--- begin ---

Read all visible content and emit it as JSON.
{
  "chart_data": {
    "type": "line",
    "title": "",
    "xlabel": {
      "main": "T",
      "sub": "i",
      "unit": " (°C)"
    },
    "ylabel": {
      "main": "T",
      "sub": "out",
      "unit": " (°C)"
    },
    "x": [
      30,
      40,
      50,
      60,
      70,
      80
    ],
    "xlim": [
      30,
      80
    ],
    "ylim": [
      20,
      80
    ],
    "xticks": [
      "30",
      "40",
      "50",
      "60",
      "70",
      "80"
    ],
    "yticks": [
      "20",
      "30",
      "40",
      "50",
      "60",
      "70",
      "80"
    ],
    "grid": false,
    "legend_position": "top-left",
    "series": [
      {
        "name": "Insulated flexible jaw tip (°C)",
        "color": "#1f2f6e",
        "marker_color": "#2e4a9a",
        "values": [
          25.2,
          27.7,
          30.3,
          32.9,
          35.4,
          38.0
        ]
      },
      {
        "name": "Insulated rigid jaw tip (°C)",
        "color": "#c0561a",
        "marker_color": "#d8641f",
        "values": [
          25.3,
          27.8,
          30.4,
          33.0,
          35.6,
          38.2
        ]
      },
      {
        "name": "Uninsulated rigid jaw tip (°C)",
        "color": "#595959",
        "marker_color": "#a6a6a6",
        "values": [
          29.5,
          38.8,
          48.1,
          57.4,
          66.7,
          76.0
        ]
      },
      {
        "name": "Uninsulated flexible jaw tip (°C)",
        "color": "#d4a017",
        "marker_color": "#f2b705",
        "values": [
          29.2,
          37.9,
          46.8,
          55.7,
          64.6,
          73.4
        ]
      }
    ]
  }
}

--- end ---
--- begin ---

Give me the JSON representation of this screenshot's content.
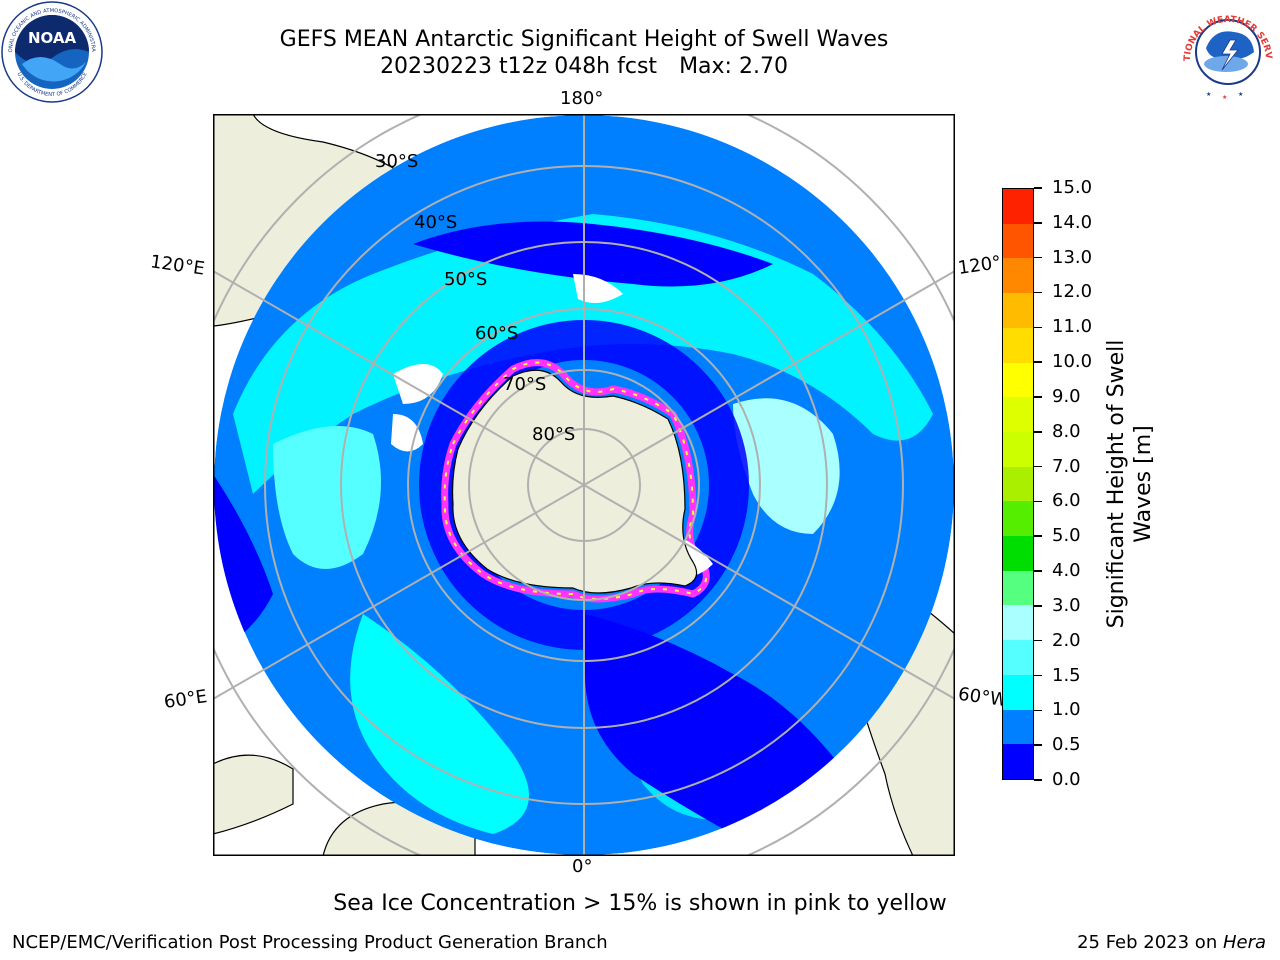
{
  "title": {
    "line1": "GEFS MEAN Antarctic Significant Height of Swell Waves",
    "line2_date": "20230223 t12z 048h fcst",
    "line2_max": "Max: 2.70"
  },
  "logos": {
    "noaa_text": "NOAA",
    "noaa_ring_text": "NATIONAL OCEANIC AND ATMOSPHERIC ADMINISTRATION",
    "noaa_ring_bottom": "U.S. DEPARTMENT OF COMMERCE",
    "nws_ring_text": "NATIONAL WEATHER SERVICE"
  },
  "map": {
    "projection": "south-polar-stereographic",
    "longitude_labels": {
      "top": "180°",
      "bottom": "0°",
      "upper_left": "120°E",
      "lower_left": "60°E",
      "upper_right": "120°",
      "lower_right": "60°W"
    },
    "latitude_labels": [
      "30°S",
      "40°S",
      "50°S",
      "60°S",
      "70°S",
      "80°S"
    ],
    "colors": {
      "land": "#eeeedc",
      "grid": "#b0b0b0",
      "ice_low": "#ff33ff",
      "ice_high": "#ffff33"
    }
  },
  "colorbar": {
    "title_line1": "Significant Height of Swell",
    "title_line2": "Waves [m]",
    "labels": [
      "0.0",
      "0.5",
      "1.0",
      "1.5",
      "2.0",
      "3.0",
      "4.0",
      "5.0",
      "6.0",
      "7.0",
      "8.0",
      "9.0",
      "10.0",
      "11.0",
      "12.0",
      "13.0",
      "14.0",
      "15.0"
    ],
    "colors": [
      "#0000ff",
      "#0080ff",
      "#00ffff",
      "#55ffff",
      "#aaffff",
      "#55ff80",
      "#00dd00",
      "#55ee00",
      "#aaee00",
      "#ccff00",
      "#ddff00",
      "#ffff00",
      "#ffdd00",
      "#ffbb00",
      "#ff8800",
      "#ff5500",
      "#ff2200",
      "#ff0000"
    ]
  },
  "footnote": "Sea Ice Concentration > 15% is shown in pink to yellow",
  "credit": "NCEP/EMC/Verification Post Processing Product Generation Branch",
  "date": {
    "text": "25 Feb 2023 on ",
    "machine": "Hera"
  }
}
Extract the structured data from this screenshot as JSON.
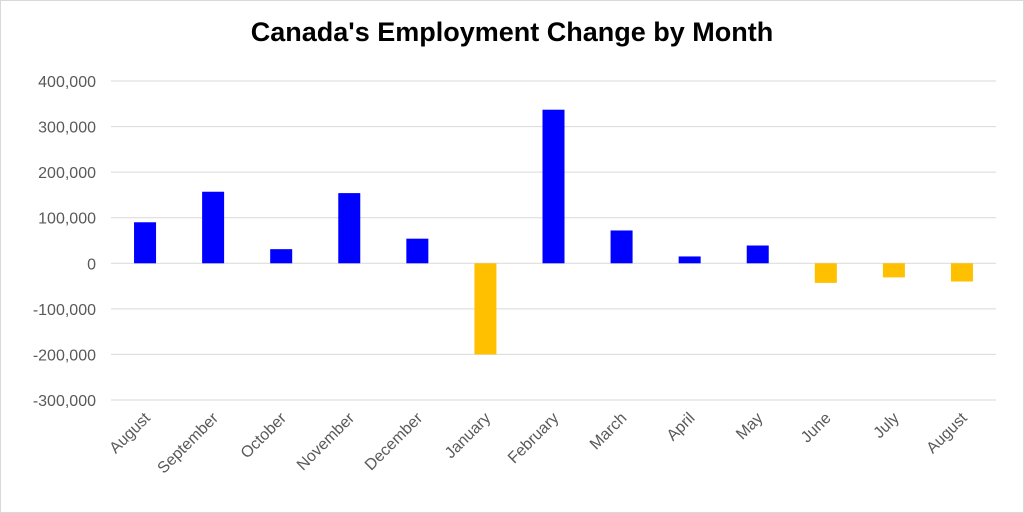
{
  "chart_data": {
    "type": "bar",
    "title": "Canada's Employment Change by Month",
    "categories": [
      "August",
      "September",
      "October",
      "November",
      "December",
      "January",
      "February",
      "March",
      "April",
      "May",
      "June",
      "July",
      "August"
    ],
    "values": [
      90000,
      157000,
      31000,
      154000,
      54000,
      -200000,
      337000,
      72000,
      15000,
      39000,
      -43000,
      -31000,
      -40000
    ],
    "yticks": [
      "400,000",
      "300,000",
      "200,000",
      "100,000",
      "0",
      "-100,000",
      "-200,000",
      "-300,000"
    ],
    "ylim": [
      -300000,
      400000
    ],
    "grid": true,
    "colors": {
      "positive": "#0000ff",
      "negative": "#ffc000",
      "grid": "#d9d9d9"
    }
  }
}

--- end ---

Set task
Report all lines of the data above that include the string "rigid".

Answer below
        "name": "Insulated rigid jaw tip (°C)",
        "name": "Uninsulated rigid jaw tip (°C)",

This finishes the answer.